Data entries
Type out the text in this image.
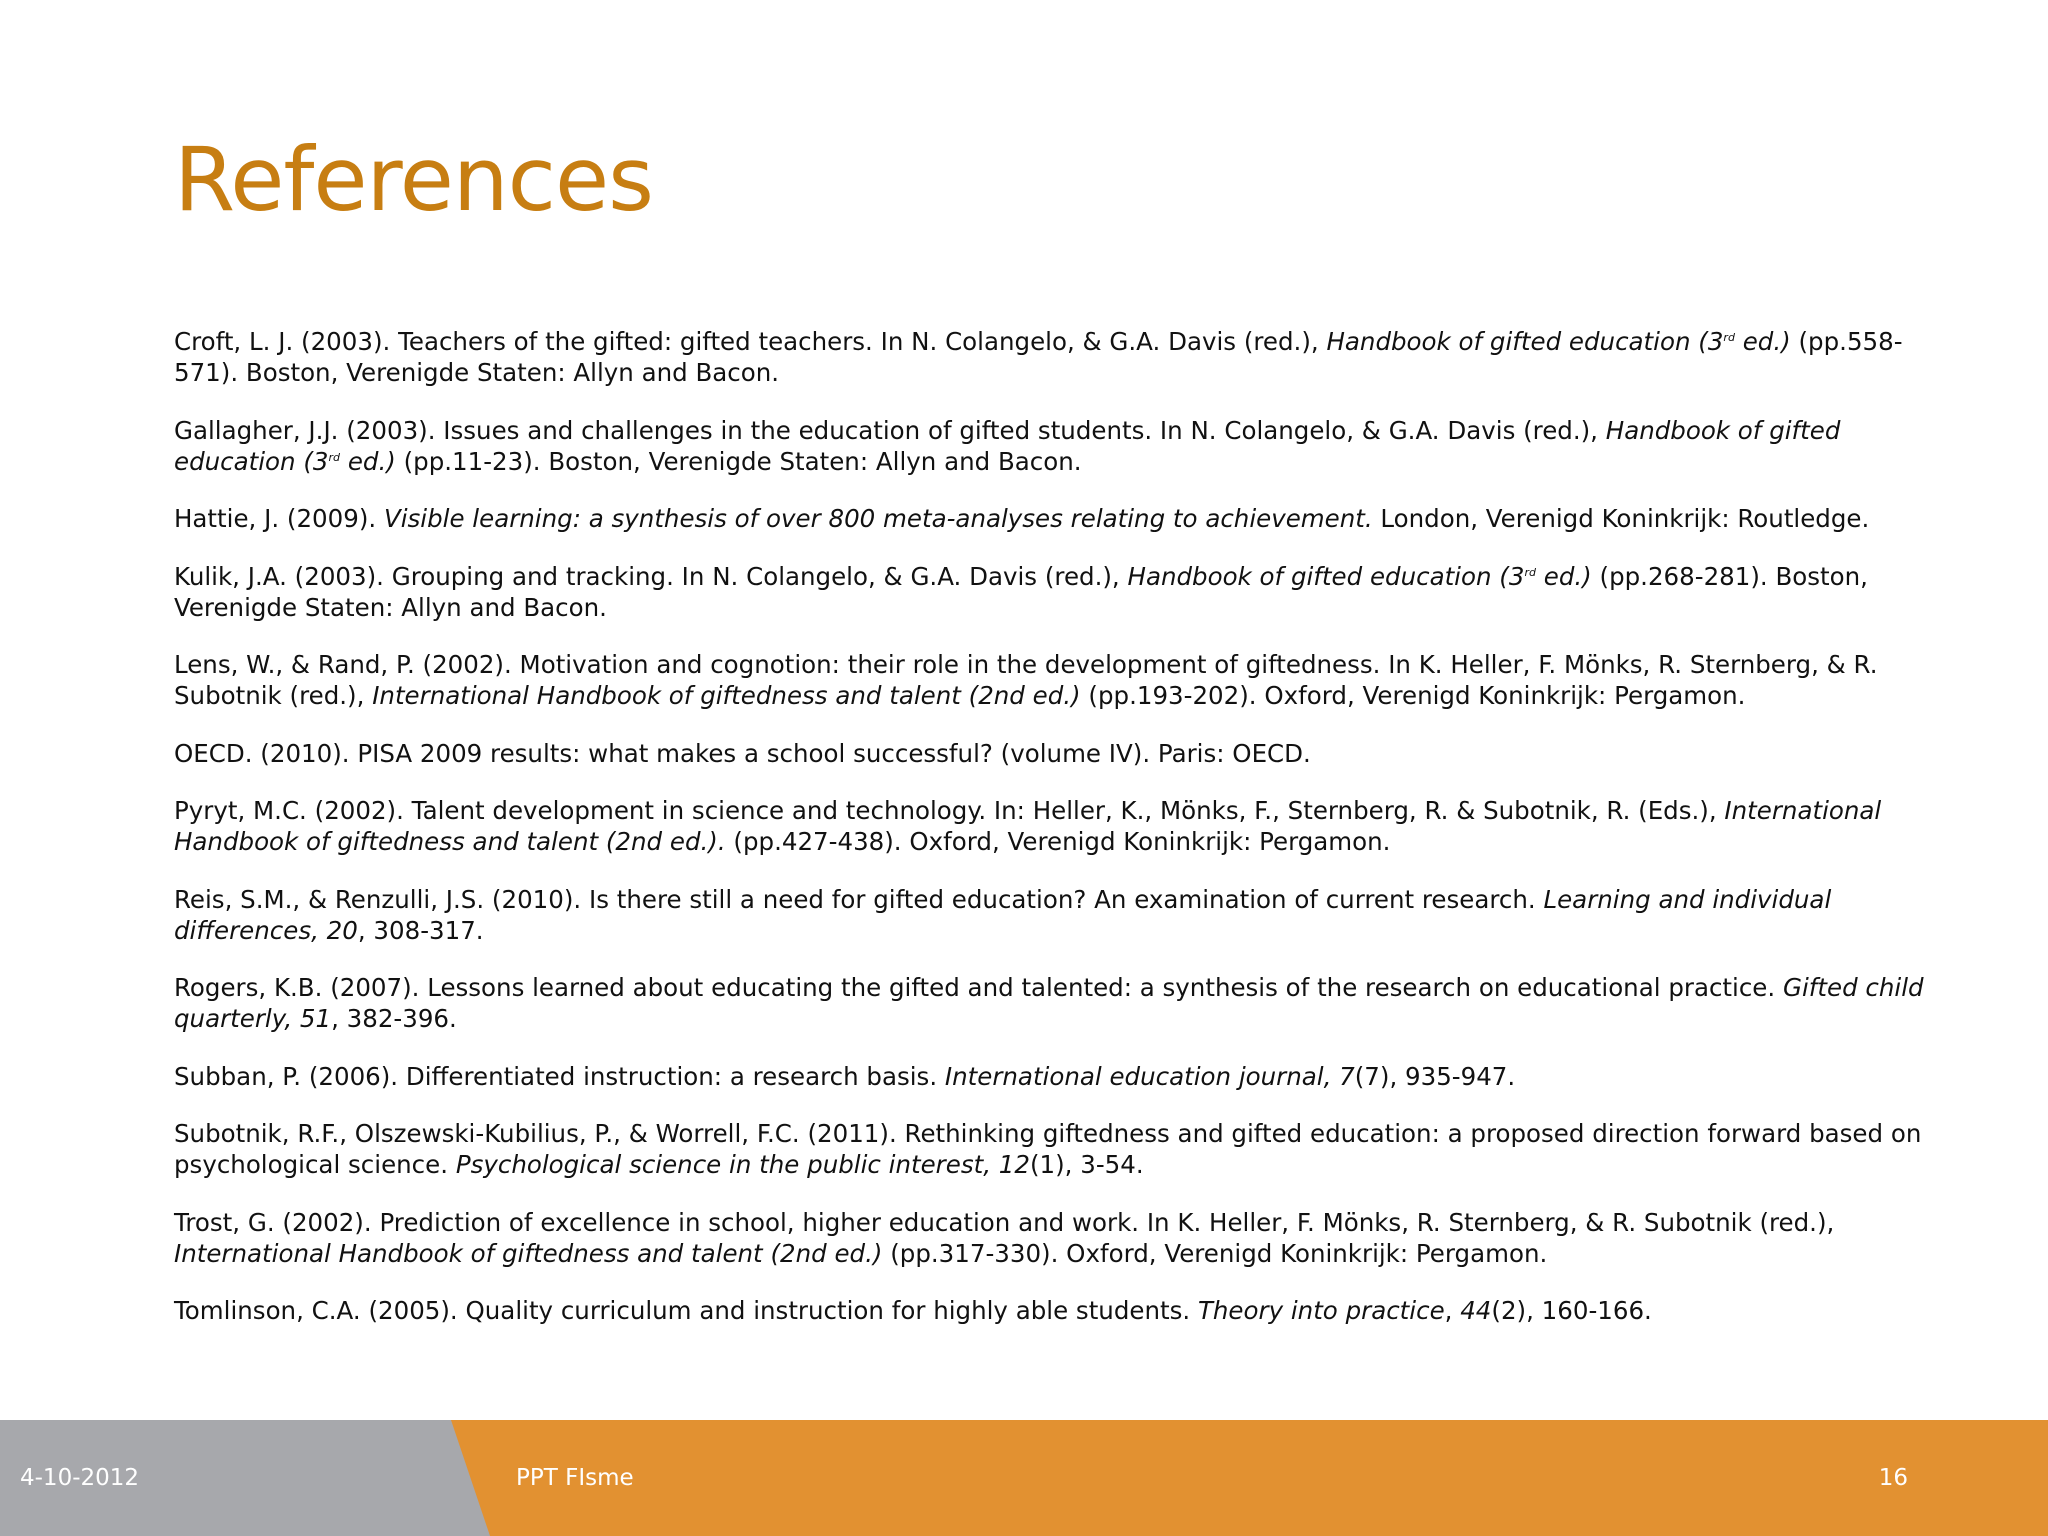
References

Croft, L. J. (2003). Teachers of the gifted: gifted teachers. In N. Colangelo, & G.A. Davis (red.), Handbook of gifted education (3rd ed.) (pp.558-571). Boston, Verenigde Staten: Allyn and Bacon.

Gallagher, J.J. (2003). Issues and challenges in the education of gifted students. In N. Colangelo, & G.A. Davis (red.), Handbook of gifted education (3rd ed.) (pp.11-23). Boston, Verenigde Staten: Allyn and Bacon.

Hattie, J. (2009). Visible learning: a synthesis of over 800 meta-analyses relating to achievement. London, Verenigd Koninkrijk: Routledge.

Kulik, J.A. (2003). Grouping and tracking. In N. Colangelo, & G.A. Davis (red.), Handbook of gifted education (3rd ed.) (pp.268-281). Boston, Verenigde Staten: Allyn and Bacon.

Lens, W., & Rand, P. (2002). Motivation and cognotion: their role in the development of giftedness. In K. Heller, F. Mönks, R. Sternberg, & R. Subotnik (red.), International Handbook of giftedness and talent (2nd ed.) (pp.193-202). Oxford, Verenigd Koninkrijk: Pergamon.

OECD. (2010). PISA 2009 results: what makes a school successful? (volume IV). Paris: OECD.

Pyryt, M.C. (2002). Talent development in science and technology. In: Heller, K., Mönks, F., Sternberg, R. & Subotnik, R. (Eds.), International Handbook of giftedness and talent (2nd ed.). (pp.427-438). Oxford, Verenigd Koninkrijk: Pergamon.

Reis, S.M., & Renzulli, J.S. (2010). Is there still a need for gifted education? An examination of current research. Learning and individual differences, 20, 308-317.

Rogers, K.B. (2007). Lessons learned about educating the gifted and talented: a synthesis of the research on educational practice. Gifted child quarterly, 51, 382-396.

Subban, P. (2006). Differentiated instruction: a research basis. International education journal, 7(7), 935-947.

Subotnik, R.F., Olszewski-Kubilius, P., & Worrell, F.C. (2011). Rethinking giftedness and gifted education: a proposed direction forward based on psychological science. Psychological science in the public interest, 12(1), 3-54.

Trost, G. (2002). Prediction of excellence in school, higher education and work. In K. Heller, F. Mönks, R. Sternberg, & R. Subotnik (red.), International Handbook of giftedness and talent (2nd ed.) (pp.317-330). Oxford, Verenigd Koninkrijk: Pergamon.

Tomlinson, C.A. (2005). Quality curriculum and instruction for highly able students. Theory into practice, 44(2), 160-166.

4-10-2012	PPT FIsme	16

### Task requirements:
The records above are to be restated exactly, without their pictures.

### Answer to the problem:
Type out the text in this image.
References

Croft, L. J. (2003). Teachers of the gifted: gifted teachers. In N. Colangelo, & G.A. Davis (red.), Handbook of gifted education (3rd ed.) (pp.558-571). Boston, Verenigde Staten: Allyn and Bacon.

Gallagher, J.J. (2003). Issues and challenges in the education of gifted students. In N. Colangelo, & G.A. Davis (red.), Handbook of gifted education (3rd ed.) (pp.11-23). Boston, Verenigde Staten: Allyn and Bacon.

Hattie, J. (2009). Visible learning: a synthesis of over 800 meta-analyses relating to achievement. London, Verenigd Koninkrijk: Routledge.

Kulik, J.A. (2003). Grouping and tracking. In N. Colangelo, & G.A. Davis (red.), Handbook of gifted education (3rd ed.) (pp.268-281). Boston, Verenigde Staten: Allyn and Bacon.

Lens, W., & Rand, P. (2002). Motivation and cognotion: their role in the development of giftedness. In K. Heller, F. Mönks, R. Sternberg, & R. Subotnik (red.), International Handbook of giftedness and talent (2nd ed.) (pp.193-202). Oxford, Verenigd Koninkrijk: Pergamon.

OECD. (2010). PISA 2009 results: what makes a school successful? (volume IV). Paris: OECD.

Pyryt, M.C. (2002). Talent development in science and technology. In: Heller, K., Mönks, F., Sternberg, R. & Subotnik, R. (Eds.), International Handbook of giftedness and talent (2nd ed.). (pp.427-438). Oxford, Verenigd Koninkrijk: Pergamon.

Reis, S.M., & Renzulli, J.S. (2010). Is there still a need for gifted education? An examination of current research. Learning and individual differences, 20, 308-317.

Rogers, K.B. (2007). Lessons learned about educating the gifted and talented: a synthesis of the research on educational practice. Gifted child quarterly, 51, 382-396.

Subban, P. (2006). Differentiated instruction: a research basis. International education journal, 7(7), 935-947.

Subotnik, R.F., Olszewski-Kubilius, P., & Worrell, F.C. (2011). Rethinking giftedness and gifted education: a proposed direction forward based on psychological science. Psychological science in the public interest, 12(1), 3-54.

Trost, G. (2002). Prediction of excellence in school, higher education and work. In K. Heller, F. Mönks, R. Sternberg, & R. Subotnik (red.), International Handbook of giftedness and talent (2nd ed.) (pp.317-330). Oxford, Verenigd Koninkrijk: Pergamon.

Tomlinson, C.A. (2005). Quality curriculum and instruction for highly able students. Theory into practice, 44(2), 160-166.

4-10-2012	PPT FIsme	16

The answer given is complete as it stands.